==== RAW DATA

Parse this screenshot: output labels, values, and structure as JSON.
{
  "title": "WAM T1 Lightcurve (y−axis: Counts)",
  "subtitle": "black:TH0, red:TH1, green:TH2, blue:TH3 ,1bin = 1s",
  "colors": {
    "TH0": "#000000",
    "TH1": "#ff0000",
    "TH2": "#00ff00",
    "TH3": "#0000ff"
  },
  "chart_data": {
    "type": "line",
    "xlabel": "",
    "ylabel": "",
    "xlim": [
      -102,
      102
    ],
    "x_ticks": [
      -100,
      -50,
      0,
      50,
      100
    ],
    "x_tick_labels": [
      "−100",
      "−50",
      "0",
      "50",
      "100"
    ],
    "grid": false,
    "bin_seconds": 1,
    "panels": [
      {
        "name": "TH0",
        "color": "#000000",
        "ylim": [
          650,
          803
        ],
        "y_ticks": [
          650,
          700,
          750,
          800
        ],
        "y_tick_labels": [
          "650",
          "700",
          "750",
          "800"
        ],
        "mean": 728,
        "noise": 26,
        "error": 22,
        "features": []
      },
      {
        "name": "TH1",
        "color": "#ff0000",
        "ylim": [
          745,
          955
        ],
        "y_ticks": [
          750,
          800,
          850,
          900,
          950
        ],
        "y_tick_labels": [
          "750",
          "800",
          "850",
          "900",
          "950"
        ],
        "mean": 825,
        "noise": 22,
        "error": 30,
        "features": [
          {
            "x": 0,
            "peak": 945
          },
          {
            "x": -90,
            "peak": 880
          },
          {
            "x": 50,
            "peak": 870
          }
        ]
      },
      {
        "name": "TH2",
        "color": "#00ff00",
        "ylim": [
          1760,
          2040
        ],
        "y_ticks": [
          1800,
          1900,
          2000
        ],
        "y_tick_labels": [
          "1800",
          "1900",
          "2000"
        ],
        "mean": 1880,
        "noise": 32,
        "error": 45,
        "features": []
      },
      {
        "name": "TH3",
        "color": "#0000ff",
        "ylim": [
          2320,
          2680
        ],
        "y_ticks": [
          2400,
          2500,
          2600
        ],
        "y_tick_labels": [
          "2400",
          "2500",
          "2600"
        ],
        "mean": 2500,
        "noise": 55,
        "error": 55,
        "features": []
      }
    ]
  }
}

========

■ TASK ■
Return every entry verbatim.

■ THE REPLY ■
Parse this screenshot: output labels, values, and structure as JSON.
{
  "title": "WAM T1 Lightcurve (y−axis: Counts)",
  "subtitle": "black:TH0, red:TH1, green:TH2, blue:TH3 ,1bin = 1s",
  "colors": {
    "TH0": "#000000",
    "TH1": "#ff0000",
    "TH2": "#00ff00",
    "TH3": "#0000ff"
  },
  "chart_data": {
    "type": "line",
    "xlabel": "",
    "ylabel": "",
    "xlim": [
      -102,
      102
    ],
    "x_ticks": [
      -100,
      -50,
      0,
      50,
      100
    ],
    "x_tick_labels": [
      "−100",
      "−50",
      "0",
      "50",
      "100"
    ],
    "grid": false,
    "bin_seconds": 1,
    "panels": [
      {
        "name": "TH0",
        "color": "#000000",
        "ylim": [
          650,
          803
        ],
        "y_ticks": [
          650,
          700,
          750,
          800
        ],
        "y_tick_labels": [
          "650",
          "700",
          "750",
          "800"
        ],
        "mean": 728,
        "noise": 26,
        "error": 22,
        "features": []
      },
      {
        "name": "TH1",
        "color": "#ff0000",
        "ylim": [
          745,
          955
        ],
        "y_ticks": [
          750,
          800,
          850,
          900,
          950
        ],
        "y_tick_labels": [
          "750",
          "800",
          "850",
          "900",
          "950"
        ],
        "mean": 825,
        "noise": 22,
        "error": 30,
        "features": [
          {
            "x": 0,
            "peak": 945
          },
          {
            "x": -90,
            "peak": 880
          },
          {
            "x": 50,
            "peak": 870
          }
        ]
      },
      {
        "name": "TH2",
        "color": "#00ff00",
        "ylim": [
          1760,
          2040
        ],
        "y_ticks": [
          1800,
          1900,
          2000
        ],
        "y_tick_labels": [
          "1800",
          "1900",
          "2000"
        ],
        "mean": 1880,
        "noise": 32,
        "error": 45,
        "features": []
      },
      {
        "name": "TH3",
        "color": "#0000ff",
        "ylim": [
          2320,
          2680
        ],
        "y_ticks": [
          2400,
          2500,
          2600
        ],
        "y_tick_labels": [
          "2400",
          "2500",
          "2600"
        ],
        "mean": 2500,
        "noise": 55,
        "error": 55,
        "features": []
      }
    ]
  }
}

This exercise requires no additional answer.